* _Input for this task_

━━━━━━

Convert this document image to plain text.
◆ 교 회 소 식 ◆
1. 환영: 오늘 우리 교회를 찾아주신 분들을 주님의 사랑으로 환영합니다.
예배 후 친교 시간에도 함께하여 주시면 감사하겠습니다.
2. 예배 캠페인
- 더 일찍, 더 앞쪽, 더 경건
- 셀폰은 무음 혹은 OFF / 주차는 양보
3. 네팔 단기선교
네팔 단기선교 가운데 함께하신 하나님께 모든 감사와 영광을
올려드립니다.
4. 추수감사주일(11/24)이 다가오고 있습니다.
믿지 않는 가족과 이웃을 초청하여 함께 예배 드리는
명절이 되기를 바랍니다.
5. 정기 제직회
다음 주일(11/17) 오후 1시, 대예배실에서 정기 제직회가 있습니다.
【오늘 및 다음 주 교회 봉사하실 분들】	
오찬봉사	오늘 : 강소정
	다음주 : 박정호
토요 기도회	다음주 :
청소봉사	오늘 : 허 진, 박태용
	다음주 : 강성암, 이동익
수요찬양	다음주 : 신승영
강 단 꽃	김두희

━━━━━━

* _Task brief_
Nothing should be left out: return all of the records exactly.

* _Task response_
Convert this document image to plain text.
◆ 교 회 소 식 ◆
1. 환영: 오늘 우리 교회를 찾아주신 분들을 주님의 사랑으로 환영합니다.
예배 후 친교 시간에도 함께하여 주시면 감사하겠습니다.
2. 예배 캠페인
- 더 일찍, 더 앞쪽, 더 경건
- 셀폰은 무음 혹은 OFF / 주차는 양보
3. 네팔 단기선교
네팔 단기선교 가운데 함께하신 하나님께 모든 감사와 영광을
올려드립니다.
4. 추수감사주일(11/24)이 다가오고 있습니다.
믿지 않는 가족과 이웃을 초청하여 함께 예배 드리는
명절이 되기를 바랍니다.
5. 정기 제직회
다음 주일(11/17) 오후 1시, 대예배실에서 정기 제직회가 있습니다.
【오늘 및 다음 주 교회 봉사하실 분들】	
오찬봉사	오늘 : 강소정
	다음주 : 박정호
토요 기도회	다음주 :
청소봉사	오늘 : 허 진, 박태용
	다음주 : 강성암, 이동익
수요찬양	다음주 : 신승영
강 단 꽃	김두희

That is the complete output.